### WHAT YOU NEED TO DO
Where a line holds the word "poziomie", copy that line.

### DATA RECORDS
★ ★ ★ ★

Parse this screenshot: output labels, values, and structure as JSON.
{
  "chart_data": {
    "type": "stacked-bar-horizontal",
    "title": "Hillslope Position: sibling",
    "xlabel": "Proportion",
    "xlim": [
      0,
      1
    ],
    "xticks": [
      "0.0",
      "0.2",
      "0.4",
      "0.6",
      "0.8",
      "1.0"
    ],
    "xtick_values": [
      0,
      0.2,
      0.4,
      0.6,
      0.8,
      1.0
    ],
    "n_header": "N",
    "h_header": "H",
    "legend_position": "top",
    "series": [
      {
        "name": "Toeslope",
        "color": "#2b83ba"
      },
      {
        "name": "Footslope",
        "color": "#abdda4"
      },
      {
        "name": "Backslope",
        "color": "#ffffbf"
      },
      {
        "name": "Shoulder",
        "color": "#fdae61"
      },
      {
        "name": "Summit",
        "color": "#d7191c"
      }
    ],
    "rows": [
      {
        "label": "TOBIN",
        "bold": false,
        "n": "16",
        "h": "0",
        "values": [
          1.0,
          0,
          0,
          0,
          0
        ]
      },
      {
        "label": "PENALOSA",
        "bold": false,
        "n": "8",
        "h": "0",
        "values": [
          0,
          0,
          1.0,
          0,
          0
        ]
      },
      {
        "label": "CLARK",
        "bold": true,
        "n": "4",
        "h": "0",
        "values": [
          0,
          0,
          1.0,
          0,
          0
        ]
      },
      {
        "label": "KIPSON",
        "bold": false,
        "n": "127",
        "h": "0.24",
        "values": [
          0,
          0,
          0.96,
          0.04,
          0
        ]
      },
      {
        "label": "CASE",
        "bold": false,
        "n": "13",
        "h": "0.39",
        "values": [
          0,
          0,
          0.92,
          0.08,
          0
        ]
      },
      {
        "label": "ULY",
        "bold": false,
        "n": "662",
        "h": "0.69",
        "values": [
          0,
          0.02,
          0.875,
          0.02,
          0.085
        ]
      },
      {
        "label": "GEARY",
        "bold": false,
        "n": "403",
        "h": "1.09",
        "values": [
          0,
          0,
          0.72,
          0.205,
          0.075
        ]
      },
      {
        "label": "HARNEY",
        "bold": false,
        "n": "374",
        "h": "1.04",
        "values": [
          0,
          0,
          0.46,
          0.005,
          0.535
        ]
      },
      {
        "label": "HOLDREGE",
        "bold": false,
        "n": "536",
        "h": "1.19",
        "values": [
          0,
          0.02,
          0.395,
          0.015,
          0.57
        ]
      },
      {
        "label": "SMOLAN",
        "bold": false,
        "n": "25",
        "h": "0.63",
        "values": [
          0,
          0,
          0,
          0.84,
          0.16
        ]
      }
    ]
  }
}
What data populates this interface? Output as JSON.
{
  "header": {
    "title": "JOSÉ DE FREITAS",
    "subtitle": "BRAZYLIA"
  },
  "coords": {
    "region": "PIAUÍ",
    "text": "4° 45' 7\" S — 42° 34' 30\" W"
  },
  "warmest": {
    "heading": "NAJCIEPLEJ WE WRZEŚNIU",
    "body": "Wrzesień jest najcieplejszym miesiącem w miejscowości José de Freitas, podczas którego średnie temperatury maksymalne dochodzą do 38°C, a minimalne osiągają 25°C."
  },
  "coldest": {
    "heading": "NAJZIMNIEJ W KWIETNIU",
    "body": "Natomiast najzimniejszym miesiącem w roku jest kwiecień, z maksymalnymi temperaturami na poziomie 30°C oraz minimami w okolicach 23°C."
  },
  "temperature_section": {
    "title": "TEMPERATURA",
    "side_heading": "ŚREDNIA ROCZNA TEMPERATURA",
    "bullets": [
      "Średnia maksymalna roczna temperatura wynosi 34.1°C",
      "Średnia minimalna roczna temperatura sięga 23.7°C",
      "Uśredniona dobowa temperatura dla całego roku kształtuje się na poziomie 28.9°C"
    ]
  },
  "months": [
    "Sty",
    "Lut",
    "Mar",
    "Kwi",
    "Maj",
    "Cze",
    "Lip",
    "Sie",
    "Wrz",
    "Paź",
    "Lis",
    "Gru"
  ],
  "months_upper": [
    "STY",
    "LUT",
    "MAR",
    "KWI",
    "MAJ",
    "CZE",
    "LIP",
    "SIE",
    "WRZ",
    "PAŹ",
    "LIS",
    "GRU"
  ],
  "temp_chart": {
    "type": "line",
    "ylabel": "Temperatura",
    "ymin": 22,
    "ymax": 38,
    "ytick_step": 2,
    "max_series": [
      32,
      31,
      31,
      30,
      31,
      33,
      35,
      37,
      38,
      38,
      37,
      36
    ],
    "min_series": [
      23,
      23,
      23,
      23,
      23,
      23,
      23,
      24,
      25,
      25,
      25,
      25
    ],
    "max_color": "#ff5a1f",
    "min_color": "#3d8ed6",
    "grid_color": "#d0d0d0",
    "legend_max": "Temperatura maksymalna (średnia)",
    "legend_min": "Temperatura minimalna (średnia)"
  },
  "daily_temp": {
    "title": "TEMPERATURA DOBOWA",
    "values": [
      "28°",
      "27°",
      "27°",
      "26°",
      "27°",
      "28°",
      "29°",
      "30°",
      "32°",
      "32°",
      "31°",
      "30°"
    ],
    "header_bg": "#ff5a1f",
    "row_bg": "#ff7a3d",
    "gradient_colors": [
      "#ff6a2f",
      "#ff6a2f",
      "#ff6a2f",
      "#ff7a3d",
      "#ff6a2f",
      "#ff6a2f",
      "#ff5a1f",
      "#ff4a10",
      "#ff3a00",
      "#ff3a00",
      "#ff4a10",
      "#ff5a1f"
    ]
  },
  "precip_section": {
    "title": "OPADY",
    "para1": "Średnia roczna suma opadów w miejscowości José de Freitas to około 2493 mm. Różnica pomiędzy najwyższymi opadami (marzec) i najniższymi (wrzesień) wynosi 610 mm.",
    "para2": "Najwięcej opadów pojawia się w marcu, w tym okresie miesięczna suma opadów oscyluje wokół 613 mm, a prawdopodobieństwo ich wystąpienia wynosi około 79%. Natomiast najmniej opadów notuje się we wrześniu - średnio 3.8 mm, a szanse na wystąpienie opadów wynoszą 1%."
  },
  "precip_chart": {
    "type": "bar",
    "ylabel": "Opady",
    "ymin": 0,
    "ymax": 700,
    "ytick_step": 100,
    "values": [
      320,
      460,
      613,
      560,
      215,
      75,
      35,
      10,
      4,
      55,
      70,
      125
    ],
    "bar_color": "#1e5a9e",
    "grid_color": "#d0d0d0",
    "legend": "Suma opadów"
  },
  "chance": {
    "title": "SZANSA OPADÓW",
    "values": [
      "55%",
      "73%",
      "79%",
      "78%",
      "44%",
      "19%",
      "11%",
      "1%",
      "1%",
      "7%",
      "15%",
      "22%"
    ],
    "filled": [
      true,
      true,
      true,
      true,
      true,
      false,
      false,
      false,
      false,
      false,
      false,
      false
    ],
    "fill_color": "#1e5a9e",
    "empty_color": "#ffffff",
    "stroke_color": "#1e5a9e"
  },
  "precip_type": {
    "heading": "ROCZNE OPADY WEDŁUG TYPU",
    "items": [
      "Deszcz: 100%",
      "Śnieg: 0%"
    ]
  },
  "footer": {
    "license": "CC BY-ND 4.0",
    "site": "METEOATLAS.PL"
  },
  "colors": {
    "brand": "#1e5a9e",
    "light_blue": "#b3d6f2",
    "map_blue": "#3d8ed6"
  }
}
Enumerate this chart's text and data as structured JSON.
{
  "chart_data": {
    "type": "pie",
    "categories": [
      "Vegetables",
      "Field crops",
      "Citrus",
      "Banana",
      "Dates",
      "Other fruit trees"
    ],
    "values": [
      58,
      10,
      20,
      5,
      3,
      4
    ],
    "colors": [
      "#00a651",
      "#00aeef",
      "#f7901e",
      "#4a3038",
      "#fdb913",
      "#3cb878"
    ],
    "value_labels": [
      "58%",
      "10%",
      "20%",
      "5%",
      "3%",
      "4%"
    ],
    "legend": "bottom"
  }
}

★ ★ ★ ★

### SOLUTION BELOW
    "body": "Natomiast najzimniejszym miesiącem w roku jest kwiecień, z maksymalnymi temperaturami na poziomie 30°C oraz minimami w okolicach 23°C."
      "Uśredniona dobowa temperatura dla całego roku kształtuje się na poziomie 28.9°C"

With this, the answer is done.